__Task to carry out__
Write the material out again in full, exactly.

__Dataset content__
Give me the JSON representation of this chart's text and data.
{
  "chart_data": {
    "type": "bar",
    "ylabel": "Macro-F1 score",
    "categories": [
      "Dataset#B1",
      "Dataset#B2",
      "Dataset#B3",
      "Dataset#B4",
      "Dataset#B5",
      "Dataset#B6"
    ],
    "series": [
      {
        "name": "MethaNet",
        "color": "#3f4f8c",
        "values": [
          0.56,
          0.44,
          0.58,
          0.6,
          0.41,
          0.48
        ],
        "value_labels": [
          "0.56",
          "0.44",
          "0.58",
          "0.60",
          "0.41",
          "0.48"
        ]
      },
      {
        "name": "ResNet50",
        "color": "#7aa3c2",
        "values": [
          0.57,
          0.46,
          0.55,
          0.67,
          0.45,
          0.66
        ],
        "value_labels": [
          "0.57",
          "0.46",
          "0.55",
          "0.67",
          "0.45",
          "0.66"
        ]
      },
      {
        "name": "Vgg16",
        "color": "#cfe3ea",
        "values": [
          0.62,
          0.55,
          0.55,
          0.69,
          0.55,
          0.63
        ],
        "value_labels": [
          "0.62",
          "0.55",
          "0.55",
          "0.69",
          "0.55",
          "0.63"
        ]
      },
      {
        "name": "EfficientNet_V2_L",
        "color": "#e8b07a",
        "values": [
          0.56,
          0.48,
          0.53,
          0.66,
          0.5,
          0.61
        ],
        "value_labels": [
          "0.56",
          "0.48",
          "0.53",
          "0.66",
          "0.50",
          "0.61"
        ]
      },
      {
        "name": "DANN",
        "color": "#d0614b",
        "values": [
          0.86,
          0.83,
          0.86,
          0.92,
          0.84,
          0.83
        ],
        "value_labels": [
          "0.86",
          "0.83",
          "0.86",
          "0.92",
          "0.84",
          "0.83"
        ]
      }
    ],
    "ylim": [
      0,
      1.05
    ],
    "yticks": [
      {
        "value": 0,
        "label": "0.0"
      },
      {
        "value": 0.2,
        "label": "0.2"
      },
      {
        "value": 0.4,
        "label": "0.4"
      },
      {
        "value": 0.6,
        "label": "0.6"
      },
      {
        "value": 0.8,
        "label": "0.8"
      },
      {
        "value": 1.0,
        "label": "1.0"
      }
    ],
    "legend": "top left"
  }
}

__Written response__
Give me the JSON representation of this chart's text and data.
{
  "chart_data": {
    "type": "bar",
    "ylabel": "Macro-F1 score",
    "categories": [
      "Dataset#B1",
      "Dataset#B2",
      "Dataset#B3",
      "Dataset#B4",
      "Dataset#B5",
      "Dataset#B6"
    ],
    "series": [
      {
        "name": "MethaNet",
        "color": "#3f4f8c",
        "values": [
          0.56,
          0.44,
          0.58,
          0.6,
          0.41,
          0.48
        ],
        "value_labels": [
          "0.56",
          "0.44",
          "0.58",
          "0.60",
          "0.41",
          "0.48"
        ]
      },
      {
        "name": "ResNet50",
        "color": "#7aa3c2",
        "values": [
          0.57,
          0.46,
          0.55,
          0.67,
          0.45,
          0.66
        ],
        "value_labels": [
          "0.57",
          "0.46",
          "0.55",
          "0.67",
          "0.45",
          "0.66"
        ]
      },
      {
        "name": "Vgg16",
        "color": "#cfe3ea",
        "values": [
          0.62,
          0.55,
          0.55,
          0.69,
          0.55,
          0.63
        ],
        "value_labels": [
          "0.62",
          "0.55",
          "0.55",
          "0.69",
          "0.55",
          "0.63"
        ]
      },
      {
        "name": "EfficientNet_V2_L",
        "color": "#e8b07a",
        "values": [
          0.56,
          0.48,
          0.53,
          0.66,
          0.5,
          0.61
        ],
        "value_labels": [
          "0.56",
          "0.48",
          "0.53",
          "0.66",
          "0.50",
          "0.61"
        ]
      },
      {
        "name": "DANN",
        "color": "#d0614b",
        "values": [
          0.86,
          0.83,
          0.86,
          0.92,
          0.84,
          0.83
        ],
        "value_labels": [
          "0.86",
          "0.83",
          "0.86",
          "0.92",
          "0.84",
          "0.83"
        ]
      }
    ],
    "ylim": [
      0,
      1.05
    ],
    "yticks": [
      {
        "value": 0,
        "label": "0.0"
      },
      {
        "value": 0.2,
        "label": "0.2"
      },
      {
        "value": 0.4,
        "label": "0.4"
      },
      {
        "value": 0.6,
        "label": "0.6"
      },
      {
        "value": 0.8,
        "label": "0.8"
      },
      {
        "value": 1.0,
        "label": "1.0"
      }
    ],
    "legend": "top left"
  }
}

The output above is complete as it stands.